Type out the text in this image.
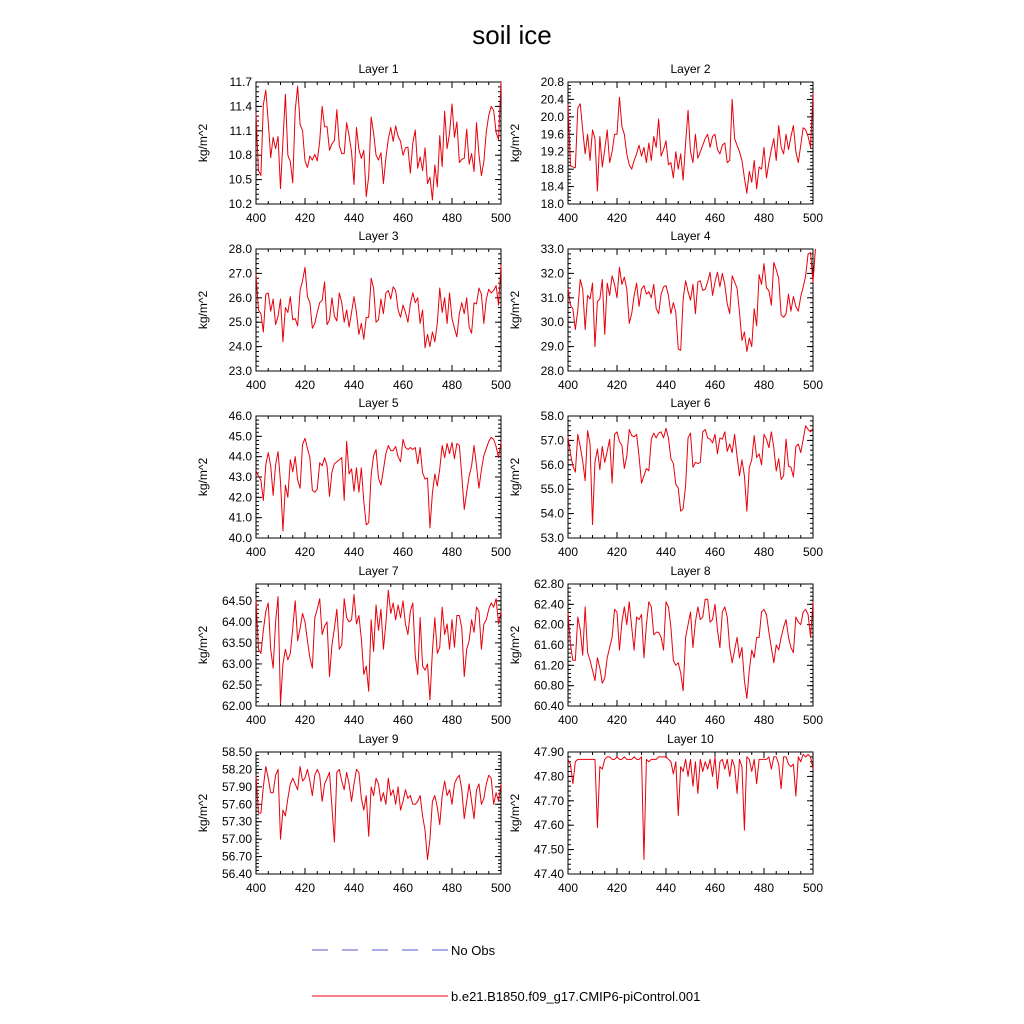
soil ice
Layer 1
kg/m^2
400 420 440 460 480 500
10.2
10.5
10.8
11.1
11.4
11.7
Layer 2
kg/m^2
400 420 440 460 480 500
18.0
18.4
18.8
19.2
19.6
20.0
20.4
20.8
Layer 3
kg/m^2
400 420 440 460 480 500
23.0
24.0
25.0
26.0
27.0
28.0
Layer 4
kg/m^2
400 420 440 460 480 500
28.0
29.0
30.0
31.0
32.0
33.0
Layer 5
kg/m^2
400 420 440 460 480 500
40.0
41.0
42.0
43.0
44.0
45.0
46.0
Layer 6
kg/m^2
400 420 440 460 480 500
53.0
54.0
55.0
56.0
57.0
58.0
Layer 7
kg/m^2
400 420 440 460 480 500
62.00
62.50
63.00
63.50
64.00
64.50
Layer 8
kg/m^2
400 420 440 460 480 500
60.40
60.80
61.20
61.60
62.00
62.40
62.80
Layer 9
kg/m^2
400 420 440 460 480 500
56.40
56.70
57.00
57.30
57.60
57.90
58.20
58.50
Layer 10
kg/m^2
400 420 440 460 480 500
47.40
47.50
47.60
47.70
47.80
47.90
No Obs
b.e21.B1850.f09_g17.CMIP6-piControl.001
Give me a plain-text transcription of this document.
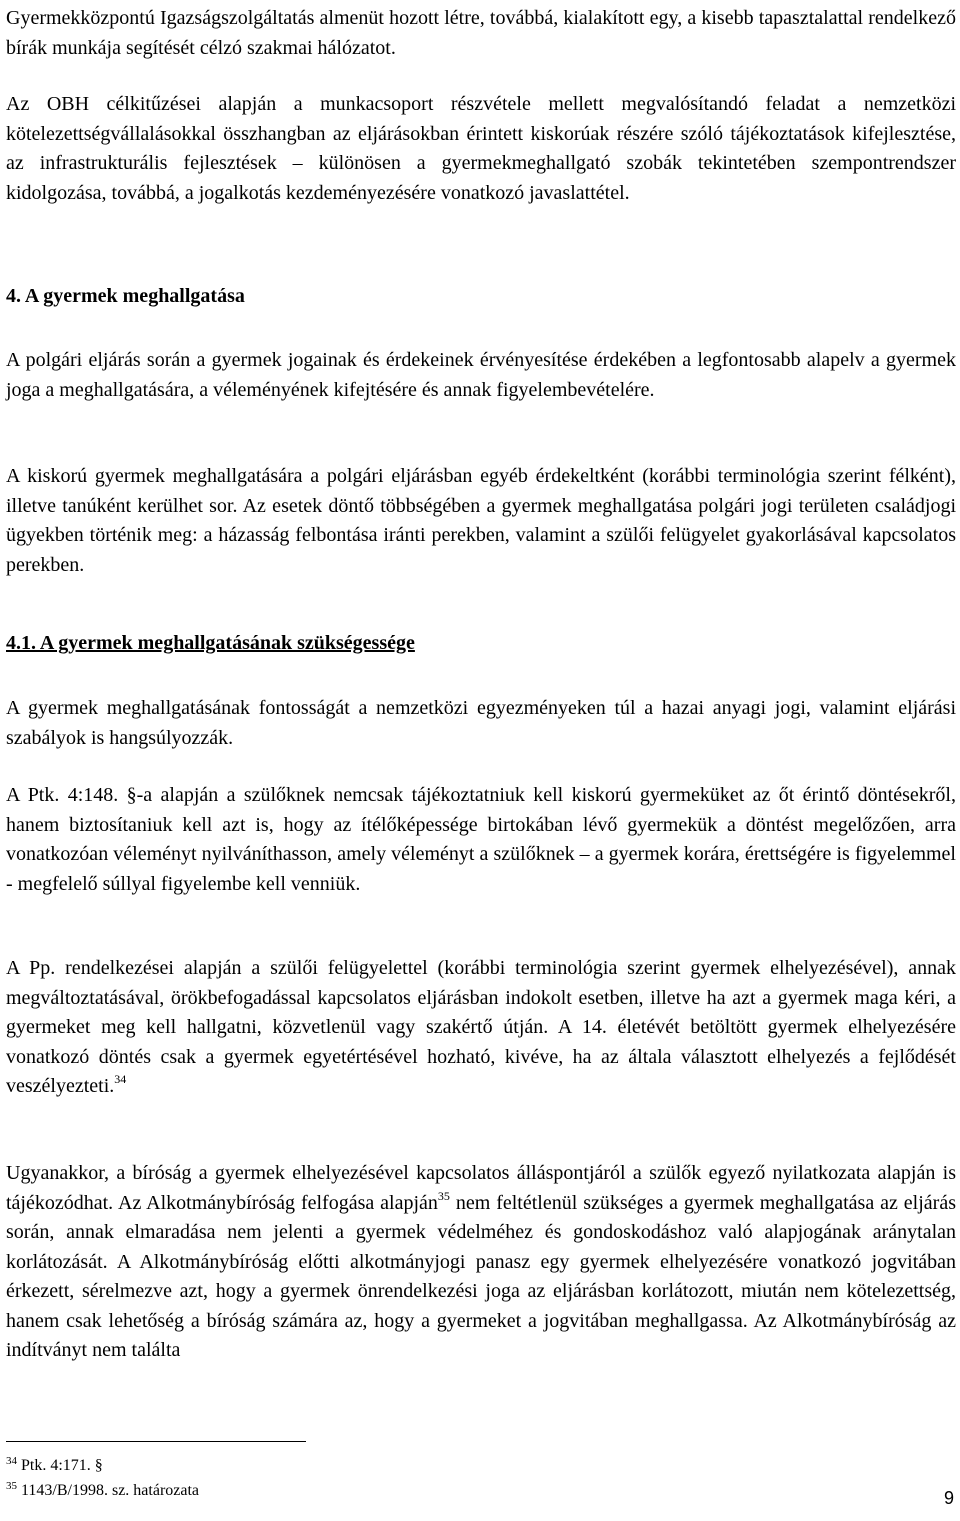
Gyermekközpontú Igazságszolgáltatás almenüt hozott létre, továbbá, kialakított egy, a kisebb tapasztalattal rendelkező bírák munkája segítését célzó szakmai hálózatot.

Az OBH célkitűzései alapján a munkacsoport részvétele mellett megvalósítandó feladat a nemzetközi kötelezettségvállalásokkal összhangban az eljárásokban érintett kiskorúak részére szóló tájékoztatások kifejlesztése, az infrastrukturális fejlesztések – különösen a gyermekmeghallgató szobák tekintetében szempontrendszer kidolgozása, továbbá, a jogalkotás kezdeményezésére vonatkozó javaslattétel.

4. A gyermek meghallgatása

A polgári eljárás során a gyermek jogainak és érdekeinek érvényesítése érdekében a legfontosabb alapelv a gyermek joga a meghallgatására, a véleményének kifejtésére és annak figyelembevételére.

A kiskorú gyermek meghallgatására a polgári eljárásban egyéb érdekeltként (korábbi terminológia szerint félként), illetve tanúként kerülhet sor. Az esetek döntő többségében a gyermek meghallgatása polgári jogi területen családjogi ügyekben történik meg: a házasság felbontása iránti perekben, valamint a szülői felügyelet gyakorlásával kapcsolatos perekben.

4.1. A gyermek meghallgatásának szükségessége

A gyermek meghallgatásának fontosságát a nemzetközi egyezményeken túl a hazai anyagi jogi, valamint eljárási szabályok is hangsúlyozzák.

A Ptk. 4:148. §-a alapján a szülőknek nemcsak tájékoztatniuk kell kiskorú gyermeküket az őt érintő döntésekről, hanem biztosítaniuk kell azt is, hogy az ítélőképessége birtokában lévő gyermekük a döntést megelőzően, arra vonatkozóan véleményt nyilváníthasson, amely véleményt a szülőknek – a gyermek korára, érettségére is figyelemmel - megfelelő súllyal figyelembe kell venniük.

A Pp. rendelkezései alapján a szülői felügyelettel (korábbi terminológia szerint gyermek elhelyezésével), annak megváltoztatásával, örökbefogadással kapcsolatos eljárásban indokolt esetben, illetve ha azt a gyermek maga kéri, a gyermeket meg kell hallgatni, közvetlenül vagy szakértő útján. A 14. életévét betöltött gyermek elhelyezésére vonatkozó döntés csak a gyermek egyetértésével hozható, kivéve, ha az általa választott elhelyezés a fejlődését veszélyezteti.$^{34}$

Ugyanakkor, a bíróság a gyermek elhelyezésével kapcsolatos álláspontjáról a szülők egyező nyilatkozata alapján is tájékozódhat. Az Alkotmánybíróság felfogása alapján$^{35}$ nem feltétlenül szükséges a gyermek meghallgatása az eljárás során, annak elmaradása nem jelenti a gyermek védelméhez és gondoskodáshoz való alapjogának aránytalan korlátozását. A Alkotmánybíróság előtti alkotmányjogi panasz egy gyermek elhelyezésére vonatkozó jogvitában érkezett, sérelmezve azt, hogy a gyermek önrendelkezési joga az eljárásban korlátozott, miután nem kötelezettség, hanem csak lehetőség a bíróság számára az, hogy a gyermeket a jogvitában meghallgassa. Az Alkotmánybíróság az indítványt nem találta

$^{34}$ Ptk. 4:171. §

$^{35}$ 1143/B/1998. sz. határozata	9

----

_WHAT TO DO_
Report each line in the preceding entries that holds the string "meghallgatásának".

_ANSWER FOR THIS EXERCISE_
4.1. A gyermek meghallgatásának szükségessége
A gyermek meghallgatásának fontosságát a nemzetközi egyezményeken túl a hazai anyagi jogi, valamint eljárási szabályok is hangsúlyozzák.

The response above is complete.